** begin **
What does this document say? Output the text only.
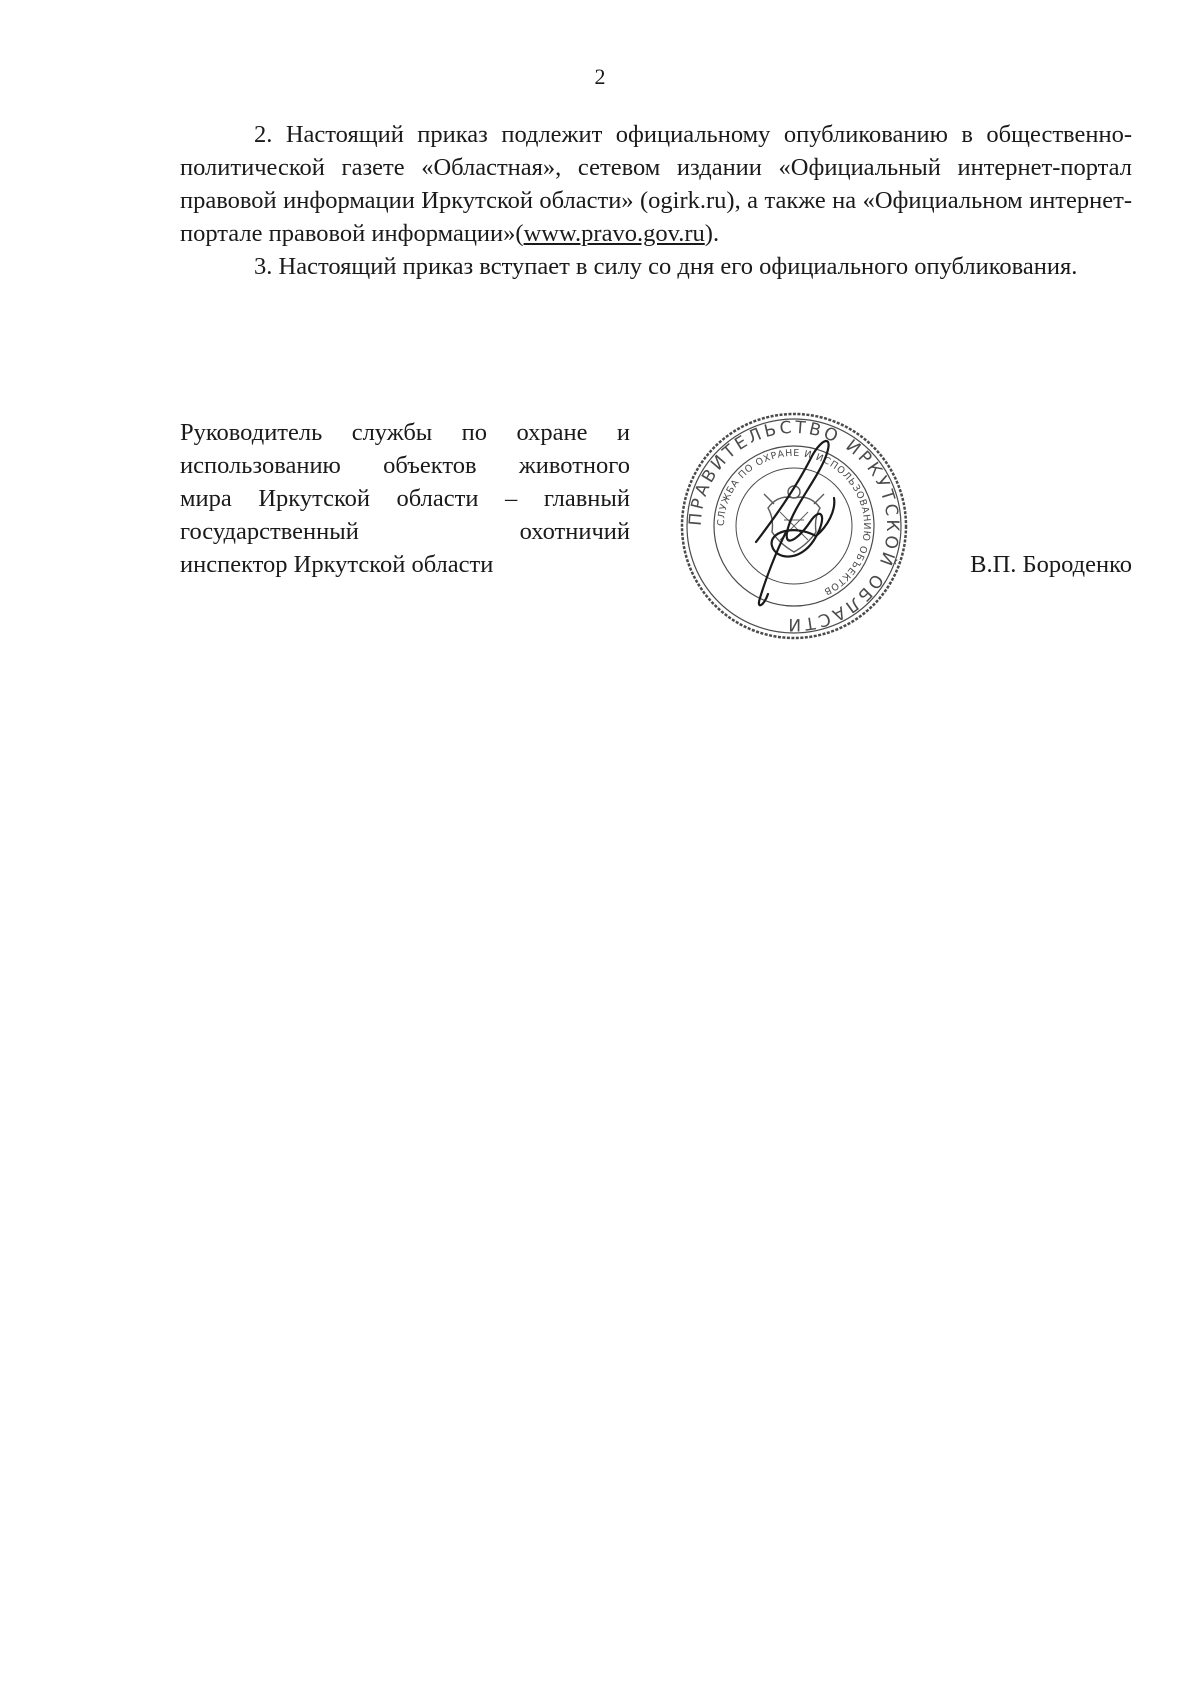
2

2. Настоящий приказ подлежит официальному опубликованию в общественно-политической газете «Областная», сетевом издании «Официальный интернет-портал правовой информации Иркутской области» (ogirk.ru), а также на «Официальном интернет-портале правовой информации»(www.pravo.gov.ru).

3. Настоящий приказ вступает в силу со дня его официального опубликования.

Руководитель службы по охране и
использованию объектов животного
мира Иркутской области – главный
государственный охотничий
инспектор Иркутской области
ПРАВИТЕЛЬСТВО ИРКУТСКОЙ ОБЛАСТИ
СЛУЖБА ПО ОХРАНЕ И ИСПОЛЬЗОВАНИЮ ОБЪЕКТОВ
В.П. Бороденко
** end **
> WRITTEN PROBLEM
Copy all the records above exactly, but leave out the pictures.

> ANSWER TO THE TASK
What does this document say? Output the text only.
2

2. Настоящий приказ подлежит официальному опубликованию в общественно-политической газете «Областная», сетевом издании «Официальный интернет-портал правовой информации Иркутской области» (ogirk.ru), а также на «Официальном интернет-портале правовой информации»(www.pravo.gov.ru).

3. Настоящий приказ вступает в силу со дня его официального опубликования.

Руководитель службы по охране и
использованию объектов животного
мира Иркутской области – главный
государственный охотничий
инспектор Иркутской области
ПРАВИТЕЛЬСТВО ИРКУТСКОЙ ОБЛАСТИ
СЛУЖБА ПО ОХРАНЕ И ИСПОЛЬЗОВАНИЮ ОБЪЕКТОВ
В.П. Бороденко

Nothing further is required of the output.